- [Exercise goal]: Filter out everything except lines holding "cutoff".

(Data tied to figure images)
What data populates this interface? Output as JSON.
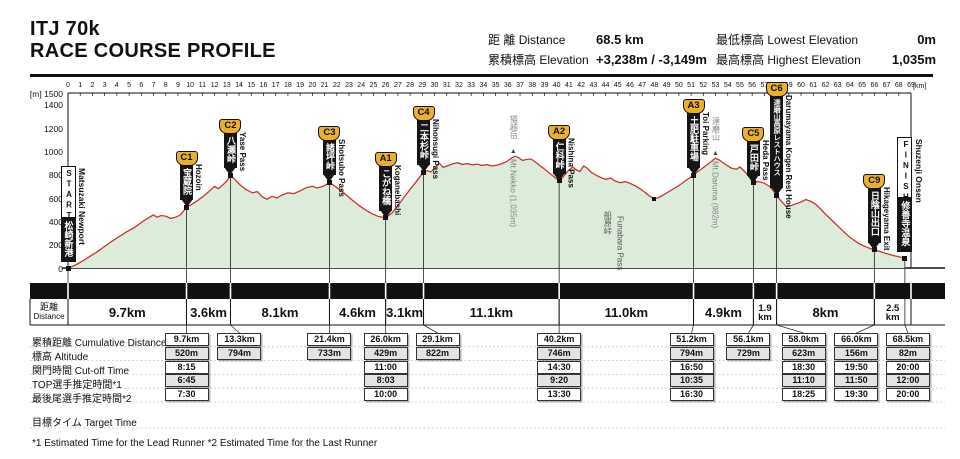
{
  "title": {
    "line1": "ITJ 70k",
    "line2": "RACE COURSE PROFILE"
  },
  "header_stats": [
    {
      "jp": "距 離",
      "en": "Distance",
      "value": "68.5 km"
    },
    {
      "jp": "累積標高",
      "en": "Elevation",
      "value": "+3,238m / -3,149m"
    },
    {
      "jp": "最低標高",
      "en": "Lowest Elevation",
      "value": "0m"
    },
    {
      "jp": "最高標高",
      "en": "Highest Elevation",
      "value": "1,035m"
    }
  ],
  "chart_data": {
    "type": "area",
    "title": "ITJ 70k Race Course Profile",
    "xlabel": "[km]",
    "ylabel": "[m]",
    "xlim": [
      0,
      69
    ],
    "ylim": [
      0,
      1500
    ],
    "y_ticks": [
      0,
      200,
      400,
      600,
      800,
      1000,
      1200,
      1400,
      1500
    ],
    "x_tick_step": 1,
    "grid": false,
    "line_color": "#c2392f",
    "fill_color": "#dcebda",
    "flag_gold": "#e9af2e",
    "profile": [
      [
        0,
        0
      ],
      [
        0.6,
        25
      ],
      [
        1.2,
        60
      ],
      [
        1.8,
        100
      ],
      [
        2.4,
        140
      ],
      [
        3,
        185
      ],
      [
        3.6,
        230
      ],
      [
        4.2,
        270
      ],
      [
        4.8,
        310
      ],
      [
        5.4,
        345
      ],
      [
        6,
        390
      ],
      [
        6.5,
        425
      ],
      [
        7,
        455
      ],
      [
        7.3,
        435
      ],
      [
        7.6,
        450
      ],
      [
        8,
        445
      ],
      [
        8.4,
        425
      ],
      [
        8.8,
        435
      ],
      [
        9.2,
        455
      ],
      [
        9.7,
        520
      ],
      [
        10.2,
        550
      ],
      [
        10.7,
        585
      ],
      [
        11.2,
        625
      ],
      [
        11.7,
        670
      ],
      [
        12,
        700
      ],
      [
        12.3,
        680
      ],
      [
        12.6,
        705
      ],
      [
        13,
        745
      ],
      [
        13.3,
        794
      ],
      [
        13.7,
        755
      ],
      [
        14.1,
        710
      ],
      [
        14.6,
        670
      ],
      [
        15.1,
        645
      ],
      [
        15.5,
        655
      ],
      [
        15.9,
        610
      ],
      [
        16.3,
        590
      ],
      [
        16.7,
        615
      ],
      [
        17.1,
        600
      ],
      [
        17.5,
        625
      ],
      [
        18,
        645
      ],
      [
        18.5,
        638
      ],
      [
        19,
        662
      ],
      [
        19.5,
        688
      ],
      [
        20,
        700
      ],
      [
        20.4,
        686
      ],
      [
        20.9,
        700
      ],
      [
        21.4,
        733
      ],
      [
        21.9,
        697
      ],
      [
        22.4,
        660
      ],
      [
        22.9,
        615
      ],
      [
        23.4,
        570
      ],
      [
        23.9,
        530
      ],
      [
        24.4,
        495
      ],
      [
        24.9,
        465
      ],
      [
        25.4,
        442
      ],
      [
        26,
        429
      ],
      [
        26.5,
        470
      ],
      [
        27,
        535
      ],
      [
        27.5,
        605
      ],
      [
        28,
        675
      ],
      [
        28.5,
        740
      ],
      [
        29.1,
        822
      ],
      [
        29.4,
        833
      ],
      [
        29.7,
        824
      ],
      [
        30.1,
        865
      ],
      [
        30.4,
        898
      ],
      [
        30.7,
        862
      ],
      [
        31.1,
        878
      ],
      [
        31.5,
        893
      ],
      [
        31.9,
        903
      ],
      [
        32.3,
        888
      ],
      [
        32.7,
        894
      ],
      [
        33.1,
        884
      ],
      [
        33.5,
        890
      ],
      [
        33.9,
        879
      ],
      [
        34.3,
        886
      ],
      [
        34.7,
        874
      ],
      [
        35.1,
        882
      ],
      [
        35.5,
        893
      ],
      [
        35.9,
        912
      ],
      [
        36.3,
        942
      ],
      [
        36.6,
        958
      ],
      [
        36.9,
        945
      ],
      [
        37.2,
        922
      ],
      [
        37.5,
        930
      ],
      [
        37.9,
        934
      ],
      [
        38.3,
        905
      ],
      [
        38.7,
        872
      ],
      [
        39.1,
        840
      ],
      [
        39.5,
        806
      ],
      [
        40.2,
        746
      ],
      [
        40.5,
        778
      ],
      [
        40.9,
        830
      ],
      [
        41.3,
        866
      ],
      [
        41.6,
        842
      ],
      [
        41.9,
        826
      ],
      [
        42.2,
        874
      ],
      [
        42.5,
        856
      ],
      [
        42.8,
        822
      ],
      [
        43.2,
        796
      ],
      [
        43.6,
        776
      ],
      [
        44,
        760
      ],
      [
        44.4,
        771
      ],
      [
        44.8,
        746
      ],
      [
        45.2,
        731
      ],
      [
        45.6,
        741
      ],
      [
        46,
        726
      ],
      [
        46.4,
        706
      ],
      [
        46.8,
        681
      ],
      [
        47.2,
        651
      ],
      [
        47.6,
        616
      ],
      [
        48,
        592
      ],
      [
        48.4,
        606
      ],
      [
        48.8,
        631
      ],
      [
        49.2,
        656
      ],
      [
        49.6,
        681
      ],
      [
        50,
        706
      ],
      [
        50.5,
        746
      ],
      [
        51.2,
        794
      ],
      [
        51.6,
        831
      ],
      [
        52,
        861
      ],
      [
        52.4,
        892
      ],
      [
        52.8,
        926
      ],
      [
        53,
        940
      ],
      [
        53.3,
        926
      ],
      [
        53.7,
        896
      ],
      [
        54,
        876
      ],
      [
        54.3,
        856
      ],
      [
        54.7,
        846
      ],
      [
        55,
        866
      ],
      [
        55.3,
        836
      ],
      [
        55.7,
        791
      ],
      [
        56.1,
        729
      ],
      [
        56.4,
        741
      ],
      [
        56.7,
        736
      ],
      [
        57,
        726
      ],
      [
        57.4,
        701
      ],
      [
        57.7,
        666
      ],
      [
        58,
        623
      ],
      [
        58.4,
        571
      ],
      [
        58.8,
        526
      ],
      [
        59.2,
        536
      ],
      [
        59.6,
        551
      ],
      [
        60,
        566
      ],
      [
        60.4,
        586
      ],
      [
        60.8,
        571
      ],
      [
        61.2,
        546
      ],
      [
        61.6,
        506
      ],
      [
        62,
        461
      ],
      [
        62.4,
        421
      ],
      [
        62.8,
        381
      ],
      [
        63.2,
        341
      ],
      [
        63.6,
        301
      ],
      [
        64,
        263
      ],
      [
        64.4,
        233
      ],
      [
        64.8,
        206
      ],
      [
        65.2,
        186
      ],
      [
        65.6,
        169
      ],
      [
        66,
        156
      ],
      [
        66.4,
        143
      ],
      [
        66.8,
        129
      ],
      [
        67.2,
        117
      ],
      [
        67.6,
        106
      ],
      [
        68,
        96
      ],
      [
        68.5,
        82
      ]
    ],
    "checkpoints": [
      {
        "id": "START",
        "type": "sf",
        "km": 0,
        "elev": 0,
        "jp": "松崎新港",
        "en": "Matsuzaki Newport"
      },
      {
        "id": "C1",
        "type": "cp",
        "km": 9.7,
        "elev": 520,
        "jp": "宝蔵院",
        "en": "Hozoin"
      },
      {
        "id": "C2",
        "type": "cp",
        "km": 13.3,
        "elev": 794,
        "jp": "八瀬峠",
        "en": "Yase Pass"
      },
      {
        "id": "C3",
        "type": "cp",
        "km": 21.4,
        "elev": 733,
        "jp": "諸坪峠",
        "en": "Shotsubo Pass"
      },
      {
        "id": "A1",
        "type": "cp",
        "km": 26.0,
        "elev": 429,
        "jp": "こがね橋",
        "en": "Koganebashi"
      },
      {
        "id": "C4",
        "type": "cp",
        "km": 29.1,
        "elev": 822,
        "jp": "二本杉峠",
        "en": "Nihonsugi Pass"
      },
      {
        "id": "A2",
        "type": "cp",
        "km": 40.2,
        "elev": 746,
        "jp": "仁科峠",
        "en": "Nishina Pass"
      },
      {
        "id": "A3",
        "type": "cp",
        "km": 51.2,
        "elev": 794,
        "jp": "土肥駐車場",
        "en": "Toi Parking"
      },
      {
        "id": "C5",
        "type": "cp",
        "km": 56.1,
        "elev": 729,
        "jp": "戸田峠",
        "en": "Heda Pass"
      },
      {
        "id": "C6",
        "type": "cp",
        "km": 58.0,
        "elev": 623,
        "jp": "達磨山高原レストハウス",
        "en": "Darumayama Kogen Rest House"
      },
      {
        "id": "C9",
        "type": "cp",
        "km": 66.0,
        "elev": 156,
        "jp": "日陰山出口",
        "en": "Hikageyama Exit"
      },
      {
        "id": "FINISH",
        "type": "sf",
        "km": 68.5,
        "elev": 82,
        "jp": "修善寺温泉",
        "en": "Shuzenji Onsen"
      }
    ],
    "peaks": [
      {
        "jp": "猫越岳",
        "en": "Mt.Nekko (1,035m)",
        "km": 36.45,
        "elev": 958,
        "marker": "▲",
        "pos": "above"
      },
      {
        "jp": "船原峠",
        "en": "Funabara Pass",
        "km": 48.0,
        "elev": 592,
        "marker": "■",
        "pos": "below-left"
      },
      {
        "jp": "達磨山",
        "en": "Mt.Daruma (982m)",
        "km": 53.0,
        "elev": 940,
        "marker": "▲",
        "pos": "above"
      }
    ]
  },
  "distance_band": {
    "label_jp": "距離",
    "label_en": "Distance",
    "boundaries_km": [
      0,
      9.7,
      13.3,
      21.4,
      26.0,
      29.1,
      40.2,
      51.2,
      56.1,
      58.0,
      66.0,
      69
    ],
    "segments": [
      {
        "label": "9.7km"
      },
      {
        "label": "3.6km"
      },
      {
        "label": "8.1km"
      },
      {
        "label": "4.6km"
      },
      {
        "label": "3.1km"
      },
      {
        "label": "11.1km"
      },
      {
        "label": "11.0km"
      },
      {
        "label": "4.9km"
      },
      {
        "label": "1.9km",
        "stacked": true
      },
      {
        "label": "8km"
      },
      {
        "label": "2.5km",
        "stacked": true
      }
    ]
  },
  "table": {
    "row_labels": [
      "累積距離  Cumulative Distance",
      "標高  Altitude",
      "関門時間 Cut-off Time",
      "TOP選手推定時間*1",
      "最後尾選手推定時間*2"
    ],
    "columns": [
      {
        "km": "9.7km",
        "alt": "520m",
        "cutoff": "8:15",
        "top": "6:45",
        "last": "7:30"
      },
      {
        "km": "13.3km",
        "alt": "794m"
      },
      {
        "km": "21.4km",
        "alt": "733m"
      },
      {
        "km": "26.0km",
        "alt": "429m",
        "cutoff": "11:00",
        "top": "8:03",
        "last": "10:00"
      },
      {
        "km": "29.1km",
        "alt": "822m"
      },
      {
        "km": "40.2km",
        "alt": "746m",
        "cutoff": "14:30",
        "top": "9:20",
        "last": "13:30"
      },
      {
        "km": "51.2km",
        "alt": "794m",
        "cutoff": "16:50",
        "top": "10:35",
        "last": "16:30"
      },
      {
        "km": "56.1km",
        "alt": "729m"
      },
      {
        "km": "58.0km",
        "alt": "623m",
        "cutoff": "18:30",
        "top": "11:10",
        "last": "18:25"
      },
      {
        "km": "66.0km",
        "alt": "156m",
        "cutoff": "19:50",
        "top": "11:50",
        "last": "19:30"
      },
      {
        "km": "68.5km",
        "alt": "82m",
        "cutoff": "20:00",
        "top": "12:00",
        "last": "20:00"
      }
    ]
  },
  "notes": {
    "target_time": "目標タイム Target Time",
    "footnote": "*1 Estimated Time for the Lead Runner  *2 Estimated Time for the Last Runner"
  }
}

- [Answer to this task]:
        "cutoff": "8:15",
        "cutoff": "11:00",
        "cutoff": "14:30",
        "cutoff": "16:50",
        "cutoff": "18:30",
        "cutoff": "19:50",
        "cutoff": "20:00",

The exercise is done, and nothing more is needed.